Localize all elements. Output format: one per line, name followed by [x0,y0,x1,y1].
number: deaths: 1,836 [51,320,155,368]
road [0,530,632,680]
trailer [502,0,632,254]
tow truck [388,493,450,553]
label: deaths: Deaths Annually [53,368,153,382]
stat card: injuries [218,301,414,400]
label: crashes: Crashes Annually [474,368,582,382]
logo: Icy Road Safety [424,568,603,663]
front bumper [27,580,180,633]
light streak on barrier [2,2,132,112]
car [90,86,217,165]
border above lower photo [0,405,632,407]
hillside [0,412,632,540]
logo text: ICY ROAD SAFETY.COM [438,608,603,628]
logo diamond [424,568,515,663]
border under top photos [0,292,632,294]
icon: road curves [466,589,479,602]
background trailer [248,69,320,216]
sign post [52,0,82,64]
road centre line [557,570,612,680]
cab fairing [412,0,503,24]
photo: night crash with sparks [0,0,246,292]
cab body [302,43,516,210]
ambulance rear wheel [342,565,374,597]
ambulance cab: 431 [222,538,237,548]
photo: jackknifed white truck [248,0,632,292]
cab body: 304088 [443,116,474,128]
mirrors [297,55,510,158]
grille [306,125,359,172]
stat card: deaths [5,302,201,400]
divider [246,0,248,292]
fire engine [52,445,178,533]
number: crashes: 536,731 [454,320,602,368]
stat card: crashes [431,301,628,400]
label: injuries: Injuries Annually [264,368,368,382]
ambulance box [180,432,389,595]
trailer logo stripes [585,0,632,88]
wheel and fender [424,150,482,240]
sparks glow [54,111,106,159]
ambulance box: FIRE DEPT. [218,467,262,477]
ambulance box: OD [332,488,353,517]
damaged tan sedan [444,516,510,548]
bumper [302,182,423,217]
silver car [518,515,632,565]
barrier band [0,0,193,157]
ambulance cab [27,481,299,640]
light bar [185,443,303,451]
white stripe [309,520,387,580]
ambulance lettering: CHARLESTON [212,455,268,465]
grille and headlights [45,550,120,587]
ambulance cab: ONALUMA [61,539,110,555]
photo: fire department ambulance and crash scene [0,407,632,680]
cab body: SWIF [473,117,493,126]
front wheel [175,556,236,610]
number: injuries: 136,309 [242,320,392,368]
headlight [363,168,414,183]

WORK TO BE COMPLETED ▸ Could you convert every row above into a numbered list and drop any blank lines?

THE RESPONSE ▸
1. Localize all elements. Output format: one per line, name followed by [x0,y0,x1,y1].
2. number: deaths: 1,836 [51,320,155,368]
3. road [0,530,632,680]
4. trailer [502,0,632,254]
5. tow truck [388,493,450,553]
6. label: deaths: Deaths Annually [53,368,153,382]
7. stat card: injuries [218,301,414,400]
8. label: crashes: Crashes Annually [474,368,582,382]
9. logo: Icy Road Safety [424,568,603,663]
10. front bumper [27,580,180,633]
11. light streak on barrier [2,2,132,112]
12. car [90,86,217,165]
13. border above lower photo [0,405,632,407]
14. hillside [0,412,632,540]
15. logo text: ICY ROAD SAFETY.COM [438,608,603,628]
16. logo diamond [424,568,515,663]
17. border under top photos [0,292,632,294]
18. icon: road curves [466,589,479,602]
19. background trailer [248,69,320,216]
20. sign post [52,0,82,64]
21. road centre line [557,570,612,680]
22. cab fairing [412,0,503,24]
23. photo: night crash with sparks [0,0,246,292]
24. cab body [302,43,516,210]
25. ambulance rear wheel [342,565,374,597]
26. ambulance cab: 431 [222,538,237,548]
27. photo: jackknifed white truck [248,0,632,292]
28. cab body: 304088 [443,116,474,128]
29. mirrors [297,55,510,158]
30. grille [306,125,359,172]
31. stat card: deaths [5,302,201,400]
32. divider [246,0,248,292]
33. fire engine [52,445,178,533]
34. number: crashes: 536,731 [454,320,602,368]
35. stat card: crashes [431,301,628,400]
36. label: injuries: Injuries Annually [264,368,368,382]
37. ambulance box [180,432,389,595]
38. trailer logo stripes [585,0,632,88]
39. wheel and fender [424,150,482,240]
40. sparks glow [54,111,106,159]
41. ambulance box: FIRE DEPT. [218,467,262,477]
42. ambulance box: OD [332,488,353,517]
43. damaged tan sedan [444,516,510,548]
44. bumper [302,182,423,217]
45. silver car [518,515,632,565]
46. barrier band [0,0,193,157]
47. ambulance cab [27,481,299,640]
48. light bar [185,443,303,451]
49. white stripe [309,520,387,580]
50. ambulance lettering: CHARLESTON [212,455,268,465]
51. grille and headlights [45,550,120,587]
52. ambulance cab: ONALUMA [61,539,110,555]
53. photo: fire department ambulance and crash scene [0,407,632,680]
54. cab body: SWIF [473,117,493,126]
55. front wheel [175,556,236,610]
56. number: injuries: 136,309 [242,320,392,368]
57. headlight [363,168,414,183]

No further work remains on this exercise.